# Exercise brief:
Transcribe, word for word, every record in the data below.

# Records for the exercise:
* * * * *

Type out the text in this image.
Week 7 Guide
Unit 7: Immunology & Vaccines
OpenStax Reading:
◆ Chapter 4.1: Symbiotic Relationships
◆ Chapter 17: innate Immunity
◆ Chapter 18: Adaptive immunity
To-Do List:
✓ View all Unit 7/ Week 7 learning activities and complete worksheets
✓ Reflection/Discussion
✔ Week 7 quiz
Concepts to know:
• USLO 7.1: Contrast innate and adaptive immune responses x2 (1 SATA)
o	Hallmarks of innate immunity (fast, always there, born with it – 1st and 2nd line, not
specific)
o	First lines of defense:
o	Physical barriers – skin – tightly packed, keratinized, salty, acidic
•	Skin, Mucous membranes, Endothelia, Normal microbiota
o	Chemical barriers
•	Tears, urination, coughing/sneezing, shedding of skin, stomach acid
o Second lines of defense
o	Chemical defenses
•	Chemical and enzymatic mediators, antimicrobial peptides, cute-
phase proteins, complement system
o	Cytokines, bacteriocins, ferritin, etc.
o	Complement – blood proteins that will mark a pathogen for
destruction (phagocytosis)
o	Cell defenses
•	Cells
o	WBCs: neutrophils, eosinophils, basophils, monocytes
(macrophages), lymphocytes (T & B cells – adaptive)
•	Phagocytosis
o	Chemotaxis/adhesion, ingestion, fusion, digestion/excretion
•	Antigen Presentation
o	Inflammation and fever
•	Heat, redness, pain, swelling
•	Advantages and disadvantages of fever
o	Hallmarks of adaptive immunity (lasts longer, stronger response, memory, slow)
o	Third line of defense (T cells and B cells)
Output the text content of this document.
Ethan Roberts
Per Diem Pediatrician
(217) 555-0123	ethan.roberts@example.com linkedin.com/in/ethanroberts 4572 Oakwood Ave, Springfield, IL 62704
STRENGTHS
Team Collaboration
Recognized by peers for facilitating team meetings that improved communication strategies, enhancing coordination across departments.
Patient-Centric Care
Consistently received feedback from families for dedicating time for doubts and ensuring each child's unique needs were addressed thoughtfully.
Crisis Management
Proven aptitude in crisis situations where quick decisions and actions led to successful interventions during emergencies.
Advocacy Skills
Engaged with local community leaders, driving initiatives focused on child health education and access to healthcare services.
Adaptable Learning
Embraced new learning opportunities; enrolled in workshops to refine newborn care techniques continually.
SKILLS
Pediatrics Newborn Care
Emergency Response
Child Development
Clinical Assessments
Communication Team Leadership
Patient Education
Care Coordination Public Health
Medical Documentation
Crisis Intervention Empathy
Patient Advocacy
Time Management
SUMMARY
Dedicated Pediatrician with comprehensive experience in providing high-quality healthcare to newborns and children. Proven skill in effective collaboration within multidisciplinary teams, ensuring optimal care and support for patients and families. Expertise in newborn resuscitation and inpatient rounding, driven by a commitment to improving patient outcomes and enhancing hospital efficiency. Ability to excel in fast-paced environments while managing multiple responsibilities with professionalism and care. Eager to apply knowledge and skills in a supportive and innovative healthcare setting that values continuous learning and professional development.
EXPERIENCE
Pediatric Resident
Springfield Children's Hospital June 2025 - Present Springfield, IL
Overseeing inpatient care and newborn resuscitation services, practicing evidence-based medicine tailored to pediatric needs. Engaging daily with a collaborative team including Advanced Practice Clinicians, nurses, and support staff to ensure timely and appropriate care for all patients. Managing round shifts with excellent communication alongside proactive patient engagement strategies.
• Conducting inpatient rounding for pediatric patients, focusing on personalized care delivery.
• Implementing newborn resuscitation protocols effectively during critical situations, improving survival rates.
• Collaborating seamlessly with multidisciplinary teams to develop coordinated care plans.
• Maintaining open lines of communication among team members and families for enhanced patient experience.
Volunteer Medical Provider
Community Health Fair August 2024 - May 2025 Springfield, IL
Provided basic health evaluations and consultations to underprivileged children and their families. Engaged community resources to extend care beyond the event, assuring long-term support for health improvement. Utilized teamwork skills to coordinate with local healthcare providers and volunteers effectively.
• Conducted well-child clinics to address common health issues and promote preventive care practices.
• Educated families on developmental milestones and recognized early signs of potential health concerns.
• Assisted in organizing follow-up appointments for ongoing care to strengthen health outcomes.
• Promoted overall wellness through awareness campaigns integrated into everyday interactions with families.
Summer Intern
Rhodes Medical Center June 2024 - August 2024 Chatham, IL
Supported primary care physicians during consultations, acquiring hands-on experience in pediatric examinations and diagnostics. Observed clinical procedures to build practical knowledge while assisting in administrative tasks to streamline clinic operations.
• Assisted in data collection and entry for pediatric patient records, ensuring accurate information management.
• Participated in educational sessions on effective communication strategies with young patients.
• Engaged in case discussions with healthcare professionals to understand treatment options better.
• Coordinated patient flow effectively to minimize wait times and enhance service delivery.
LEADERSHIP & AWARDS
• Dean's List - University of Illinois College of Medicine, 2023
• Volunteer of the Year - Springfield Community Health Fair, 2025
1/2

* * * * *

# Solution to the exercise:
Type out the text in this image.
Week 7 Guide
Unit 7: Immunology & Vaccines
OpenStax Reading:
◆ Chapter 4.1: Symbiotic Relationships
◆ Chapter 17: innate Immunity
◆ Chapter 18: Adaptive immunity
To-Do List:
✓ View all Unit 7/ Week 7 learning activities and complete worksheets
✓ Reflection/Discussion
✔ Week 7 quiz
Concepts to know:
• USLO 7.1: Contrast innate and adaptive immune responses x2 (1 SATA)
o	Hallmarks of innate immunity (fast, always there, born with it – 1st and 2nd line, not
specific)
o	First lines of defense:
o	Physical barriers – skin – tightly packed, keratinized, salty, acidic
•	Skin, Mucous membranes, Endothelia, Normal microbiota
o	Chemical barriers
•	Tears, urination, coughing/sneezing, shedding of skin, stomach acid
o Second lines of defense
o	Chemical defenses
•	Chemical and enzymatic mediators, antimicrobial peptides, cute-
phase proteins, complement system
o	Cytokines, bacteriocins, ferritin, etc.
o	Complement – blood proteins that will mark a pathogen for
destruction (phagocytosis)
o	Cell defenses
•	Cells
o	WBCs: neutrophils, eosinophils, basophils, monocytes
(macrophages), lymphocytes (T & B cells – adaptive)
•	Phagocytosis
o	Chemotaxis/adhesion, ingestion, fusion, digestion/excretion
•	Antigen Presentation
o	Inflammation and fever
•	Heat, redness, pain, swelling
•	Advantages and disadvantages of fever
o	Hallmarks of adaptive immunity (lasts longer, stronger response, memory, slow)
o	Third line of defense (T cells and B cells)
Output the text content of this document.
Ethan Roberts
Per Diem Pediatrician
(217) 555-0123	ethan.roberts@example.com linkedin.com/in/ethanroberts 4572 Oakwood Ave, Springfield, IL 62704
STRENGTHS
Team Collaboration
Recognized by peers for facilitating team meetings that improved communication strategies, enhancing coordination across departments.
Patient-Centric Care
Consistently received feedback from families for dedicating time for doubts and ensuring each child's unique needs were addressed thoughtfully.
Crisis Management
Proven aptitude in crisis situations where quick decisions and actions led to successful interventions during emergencies.
Advocacy Skills
Engaged with local community leaders, driving initiatives focused on child health education and access to healthcare services.
Adaptable Learning
Embraced new learning opportunities; enrolled in workshops to refine newborn care techniques continually.
SKILLS
Pediatrics Newborn Care
Emergency Response
Child Development
Clinical Assessments
Communication Team Leadership
Patient Education
Care Coordination Public Health
Medical Documentation
Crisis Intervention Empathy
Patient Advocacy
Time Management
SUMMARY
Dedicated Pediatrician with comprehensive experience in providing high-quality healthcare to newborns and children. Proven skill in effective collaboration within multidisciplinary teams, ensuring optimal care and support for patients and families. Expertise in newborn resuscitation and inpatient rounding, driven by a commitment to improving patient outcomes and enhancing hospital efficiency. Ability to excel in fast-paced environments while managing multiple responsibilities with professionalism and care. Eager to apply knowledge and skills in a supportive and innovative healthcare setting that values continuous learning and professional development.
EXPERIENCE
Pediatric Resident
Springfield Children's Hospital June 2025 - Present Springfield, IL
Overseeing inpatient care and newborn resuscitation services, practicing evidence-based medicine tailored to pediatric needs. Engaging daily with a collaborative team including Advanced Practice Clinicians, nurses, and support staff to ensure timely and appropriate care for all patients. Managing round shifts with excellent communication alongside proactive patient engagement strategies.
• Conducting inpatient rounding for pediatric patients, focusing on personalized care delivery.
• Implementing newborn resuscitation protocols effectively during critical situations, improving survival rates.
• Collaborating seamlessly with multidisciplinary teams to develop coordinated care plans.
• Maintaining open lines of communication among team members and families for enhanced patient experience.
Volunteer Medical Provider
Community Health Fair August 2024 - May 2025 Springfield, IL
Provided basic health evaluations and consultations to underprivileged children and their families. Engaged community resources to extend care beyond the event, assuring long-term support for health improvement. Utilized teamwork skills to coordinate with local healthcare providers and volunteers effectively.
• Conducted well-child clinics to address common health issues and promote preventive care practices.
• Educated families on developmental milestones and recognized early signs of potential health concerns.
• Assisted in organizing follow-up appointments for ongoing care to strengthen health outcomes.
• Promoted overall wellness through awareness campaigns integrated into everyday interactions with families.
Summer Intern
Rhodes Medical Center June 2024 - August 2024 Chatham, IL
Supported primary care physicians during consultations, acquiring hands-on experience in pediatric examinations and diagnostics. Observed clinical procedures to build practical knowledge while assisting in administrative tasks to streamline clinic operations.
• Assisted in data collection and entry for pediatric patient records, ensuring accurate information management.
• Participated in educational sessions on effective communication strategies with young patients.
• Engaged in case discussions with healthcare professionals to understand treatment options better.
• Coordinated patient flow effectively to minimize wait times and enhance service delivery.
LEADERSHIP & AWARDS
• Dean's List - University of Illinois College of Medicine, 2023
• Volunteer of the Year - Springfield Community Health Fair, 2025
1/2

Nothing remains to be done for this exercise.